### STATED GOAL
Check each line of the records below for the word "Survival" and copy those where it appears.

Extracted data entries
· · · · · · ·
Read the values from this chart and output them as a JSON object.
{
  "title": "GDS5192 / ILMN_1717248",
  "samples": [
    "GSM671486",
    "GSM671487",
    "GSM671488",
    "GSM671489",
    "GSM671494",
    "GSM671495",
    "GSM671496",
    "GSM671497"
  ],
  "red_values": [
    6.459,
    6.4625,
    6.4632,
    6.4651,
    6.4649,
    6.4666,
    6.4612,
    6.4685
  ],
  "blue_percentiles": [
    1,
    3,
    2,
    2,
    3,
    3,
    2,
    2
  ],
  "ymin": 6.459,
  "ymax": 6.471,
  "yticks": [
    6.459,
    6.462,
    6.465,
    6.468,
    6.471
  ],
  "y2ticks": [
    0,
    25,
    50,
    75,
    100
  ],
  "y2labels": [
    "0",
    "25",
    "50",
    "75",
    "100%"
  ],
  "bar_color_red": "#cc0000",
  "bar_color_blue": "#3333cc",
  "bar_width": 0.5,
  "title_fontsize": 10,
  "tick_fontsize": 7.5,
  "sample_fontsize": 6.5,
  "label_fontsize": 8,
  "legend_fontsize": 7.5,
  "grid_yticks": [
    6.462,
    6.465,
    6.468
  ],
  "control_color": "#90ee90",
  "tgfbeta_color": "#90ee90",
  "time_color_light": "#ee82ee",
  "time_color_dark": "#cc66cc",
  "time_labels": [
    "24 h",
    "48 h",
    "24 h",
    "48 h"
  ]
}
· · · · · · ·
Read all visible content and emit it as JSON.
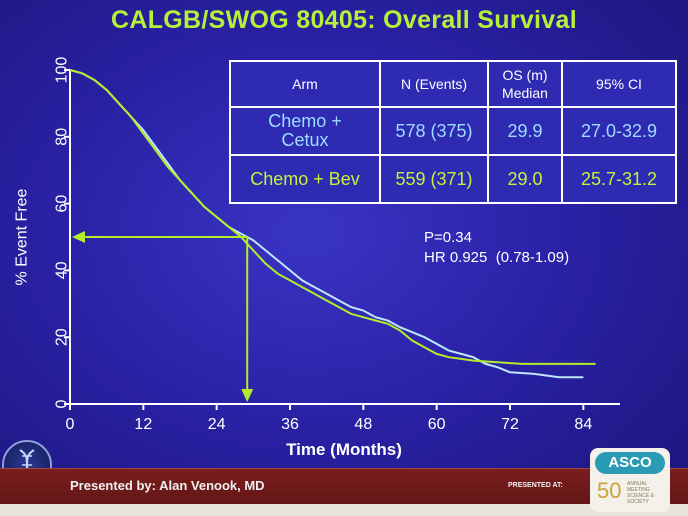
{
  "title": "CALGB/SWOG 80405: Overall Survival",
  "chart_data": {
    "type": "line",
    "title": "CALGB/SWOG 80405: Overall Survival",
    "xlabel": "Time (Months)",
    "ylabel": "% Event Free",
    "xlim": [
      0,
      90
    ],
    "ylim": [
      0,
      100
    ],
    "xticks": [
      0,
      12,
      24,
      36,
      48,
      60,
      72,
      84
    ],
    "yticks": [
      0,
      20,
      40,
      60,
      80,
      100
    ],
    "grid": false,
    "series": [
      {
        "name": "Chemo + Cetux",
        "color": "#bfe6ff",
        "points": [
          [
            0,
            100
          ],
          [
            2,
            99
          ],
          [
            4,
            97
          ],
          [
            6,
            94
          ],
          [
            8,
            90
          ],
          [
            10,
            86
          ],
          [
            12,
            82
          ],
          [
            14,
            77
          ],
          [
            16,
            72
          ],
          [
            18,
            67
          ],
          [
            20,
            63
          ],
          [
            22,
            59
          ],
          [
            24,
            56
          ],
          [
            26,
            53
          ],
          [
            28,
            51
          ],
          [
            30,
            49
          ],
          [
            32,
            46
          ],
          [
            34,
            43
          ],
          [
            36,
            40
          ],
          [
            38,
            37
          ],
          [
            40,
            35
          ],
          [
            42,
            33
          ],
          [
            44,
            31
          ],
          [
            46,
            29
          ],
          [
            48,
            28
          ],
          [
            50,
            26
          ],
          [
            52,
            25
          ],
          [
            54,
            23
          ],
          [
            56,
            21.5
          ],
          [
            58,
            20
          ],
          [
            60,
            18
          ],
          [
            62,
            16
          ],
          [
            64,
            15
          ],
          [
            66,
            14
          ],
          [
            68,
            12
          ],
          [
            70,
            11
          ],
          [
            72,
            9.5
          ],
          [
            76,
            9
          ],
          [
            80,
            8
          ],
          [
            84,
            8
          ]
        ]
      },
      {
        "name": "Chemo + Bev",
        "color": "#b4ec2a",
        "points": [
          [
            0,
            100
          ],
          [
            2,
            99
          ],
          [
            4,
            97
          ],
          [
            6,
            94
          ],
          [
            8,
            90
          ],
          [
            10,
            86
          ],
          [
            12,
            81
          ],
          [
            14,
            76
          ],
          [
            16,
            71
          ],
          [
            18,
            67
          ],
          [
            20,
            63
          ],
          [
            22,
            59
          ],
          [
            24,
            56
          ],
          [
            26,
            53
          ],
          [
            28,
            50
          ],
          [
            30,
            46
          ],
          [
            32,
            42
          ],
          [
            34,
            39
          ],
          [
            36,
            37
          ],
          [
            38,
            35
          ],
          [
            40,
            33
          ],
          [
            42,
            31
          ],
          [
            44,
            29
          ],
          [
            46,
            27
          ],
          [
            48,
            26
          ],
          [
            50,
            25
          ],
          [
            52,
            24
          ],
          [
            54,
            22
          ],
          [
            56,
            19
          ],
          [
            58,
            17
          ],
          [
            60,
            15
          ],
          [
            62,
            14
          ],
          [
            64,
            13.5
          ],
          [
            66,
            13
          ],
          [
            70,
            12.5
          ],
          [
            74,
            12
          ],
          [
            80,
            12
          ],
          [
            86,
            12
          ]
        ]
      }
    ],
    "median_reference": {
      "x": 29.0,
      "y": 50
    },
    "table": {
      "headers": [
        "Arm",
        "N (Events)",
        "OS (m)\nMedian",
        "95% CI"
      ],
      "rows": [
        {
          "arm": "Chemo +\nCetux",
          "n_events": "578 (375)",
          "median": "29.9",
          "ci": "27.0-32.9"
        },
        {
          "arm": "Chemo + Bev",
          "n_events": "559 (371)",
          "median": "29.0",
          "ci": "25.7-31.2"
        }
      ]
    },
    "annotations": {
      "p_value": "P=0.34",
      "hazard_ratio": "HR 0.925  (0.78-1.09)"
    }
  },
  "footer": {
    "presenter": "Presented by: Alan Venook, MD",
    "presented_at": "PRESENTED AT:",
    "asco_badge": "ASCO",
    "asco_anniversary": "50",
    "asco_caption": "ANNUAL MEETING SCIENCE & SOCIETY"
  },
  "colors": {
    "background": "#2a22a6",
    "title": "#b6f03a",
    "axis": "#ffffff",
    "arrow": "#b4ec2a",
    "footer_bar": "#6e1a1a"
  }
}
· · · · · · ·
### PROBLEM SOLUTION
  "title": "CALGB/SWOG 80405: Overall Survival",
    "title": "CALGB/SWOG 80405: Overall Survival",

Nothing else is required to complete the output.